__DIRECTION__
Pick out and copy every line below that has the word "step".

☆ ☆ ☆ ☆ ☆

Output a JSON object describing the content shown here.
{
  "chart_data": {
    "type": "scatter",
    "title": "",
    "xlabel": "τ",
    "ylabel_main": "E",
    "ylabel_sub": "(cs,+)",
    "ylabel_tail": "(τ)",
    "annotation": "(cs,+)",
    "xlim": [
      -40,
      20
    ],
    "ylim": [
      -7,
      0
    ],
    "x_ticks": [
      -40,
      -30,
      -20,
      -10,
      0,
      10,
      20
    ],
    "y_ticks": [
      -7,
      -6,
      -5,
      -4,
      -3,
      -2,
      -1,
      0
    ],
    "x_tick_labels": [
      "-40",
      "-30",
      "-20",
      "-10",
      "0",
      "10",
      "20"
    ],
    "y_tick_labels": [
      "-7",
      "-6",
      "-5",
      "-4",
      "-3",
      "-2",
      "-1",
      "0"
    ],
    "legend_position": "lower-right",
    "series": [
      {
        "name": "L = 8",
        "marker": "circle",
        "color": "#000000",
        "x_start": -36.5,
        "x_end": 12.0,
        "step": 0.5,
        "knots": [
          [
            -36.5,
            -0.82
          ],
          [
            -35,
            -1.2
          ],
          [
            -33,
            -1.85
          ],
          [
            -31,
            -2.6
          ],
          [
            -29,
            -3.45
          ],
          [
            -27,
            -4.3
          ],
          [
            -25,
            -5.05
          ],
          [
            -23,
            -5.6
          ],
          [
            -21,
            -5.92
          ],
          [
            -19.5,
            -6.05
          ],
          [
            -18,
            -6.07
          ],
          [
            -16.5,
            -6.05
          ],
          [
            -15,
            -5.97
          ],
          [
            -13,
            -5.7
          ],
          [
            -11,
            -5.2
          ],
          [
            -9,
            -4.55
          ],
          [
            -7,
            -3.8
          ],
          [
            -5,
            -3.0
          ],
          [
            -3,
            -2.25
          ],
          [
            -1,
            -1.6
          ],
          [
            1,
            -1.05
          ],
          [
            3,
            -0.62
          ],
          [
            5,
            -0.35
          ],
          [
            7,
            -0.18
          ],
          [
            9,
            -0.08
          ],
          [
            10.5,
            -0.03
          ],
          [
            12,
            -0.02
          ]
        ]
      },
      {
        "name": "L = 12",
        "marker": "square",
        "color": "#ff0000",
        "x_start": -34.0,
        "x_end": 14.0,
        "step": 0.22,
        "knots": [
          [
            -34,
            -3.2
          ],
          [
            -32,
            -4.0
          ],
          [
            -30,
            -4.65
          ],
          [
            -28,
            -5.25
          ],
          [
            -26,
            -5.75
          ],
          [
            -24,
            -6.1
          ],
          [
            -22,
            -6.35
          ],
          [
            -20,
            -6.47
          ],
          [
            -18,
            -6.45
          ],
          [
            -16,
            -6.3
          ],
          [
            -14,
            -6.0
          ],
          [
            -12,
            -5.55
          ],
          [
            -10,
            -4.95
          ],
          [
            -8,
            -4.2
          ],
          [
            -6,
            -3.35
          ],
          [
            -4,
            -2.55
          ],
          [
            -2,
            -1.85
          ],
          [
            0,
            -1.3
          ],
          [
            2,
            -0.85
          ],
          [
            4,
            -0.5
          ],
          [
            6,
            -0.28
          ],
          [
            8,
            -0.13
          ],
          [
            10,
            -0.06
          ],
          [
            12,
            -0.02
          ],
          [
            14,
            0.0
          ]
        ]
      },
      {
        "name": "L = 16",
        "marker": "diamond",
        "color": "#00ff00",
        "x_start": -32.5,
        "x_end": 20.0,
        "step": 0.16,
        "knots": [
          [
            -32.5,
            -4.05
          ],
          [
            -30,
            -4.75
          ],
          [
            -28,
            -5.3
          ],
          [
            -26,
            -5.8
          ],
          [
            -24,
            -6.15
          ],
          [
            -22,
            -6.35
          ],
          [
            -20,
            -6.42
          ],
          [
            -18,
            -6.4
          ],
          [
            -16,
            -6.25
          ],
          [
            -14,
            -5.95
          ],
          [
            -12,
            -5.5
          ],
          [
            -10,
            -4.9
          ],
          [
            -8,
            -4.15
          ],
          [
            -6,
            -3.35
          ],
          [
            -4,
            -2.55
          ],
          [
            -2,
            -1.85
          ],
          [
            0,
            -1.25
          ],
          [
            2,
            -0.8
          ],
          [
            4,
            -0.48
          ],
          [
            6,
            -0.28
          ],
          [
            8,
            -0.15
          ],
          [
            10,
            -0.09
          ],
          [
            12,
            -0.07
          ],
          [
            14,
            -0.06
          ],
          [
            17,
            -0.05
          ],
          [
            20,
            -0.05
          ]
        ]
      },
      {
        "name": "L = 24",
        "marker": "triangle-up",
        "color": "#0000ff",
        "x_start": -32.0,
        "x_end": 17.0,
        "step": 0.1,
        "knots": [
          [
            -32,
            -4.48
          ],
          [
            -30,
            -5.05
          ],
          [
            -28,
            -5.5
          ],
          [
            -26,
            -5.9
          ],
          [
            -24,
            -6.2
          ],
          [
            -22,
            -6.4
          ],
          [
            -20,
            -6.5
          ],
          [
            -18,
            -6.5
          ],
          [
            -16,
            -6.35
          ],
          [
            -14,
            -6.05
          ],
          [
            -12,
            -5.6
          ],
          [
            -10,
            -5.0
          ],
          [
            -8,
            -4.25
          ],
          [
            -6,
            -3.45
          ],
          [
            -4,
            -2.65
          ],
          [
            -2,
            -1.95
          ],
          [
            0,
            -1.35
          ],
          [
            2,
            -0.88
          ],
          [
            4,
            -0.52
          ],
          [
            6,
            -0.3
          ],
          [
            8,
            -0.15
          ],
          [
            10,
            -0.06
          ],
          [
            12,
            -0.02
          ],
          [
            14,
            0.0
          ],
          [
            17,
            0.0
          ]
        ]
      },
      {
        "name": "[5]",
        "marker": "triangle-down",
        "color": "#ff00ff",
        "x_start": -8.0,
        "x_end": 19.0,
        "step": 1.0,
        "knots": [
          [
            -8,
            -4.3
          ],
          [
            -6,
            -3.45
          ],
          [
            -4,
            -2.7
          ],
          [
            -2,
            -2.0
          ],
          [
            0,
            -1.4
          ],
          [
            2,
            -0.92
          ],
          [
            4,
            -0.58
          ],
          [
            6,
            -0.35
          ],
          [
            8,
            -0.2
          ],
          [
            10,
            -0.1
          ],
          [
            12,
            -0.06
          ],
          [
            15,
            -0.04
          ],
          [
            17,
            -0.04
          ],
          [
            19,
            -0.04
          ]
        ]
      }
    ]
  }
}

☆ ☆ ☆ ☆ ☆

__OUTPUT BELOW__
        "step": 0.5,
        "step": 0.22,
        "step": 0.16,
        "step": 0.1,
        "step": 1.0,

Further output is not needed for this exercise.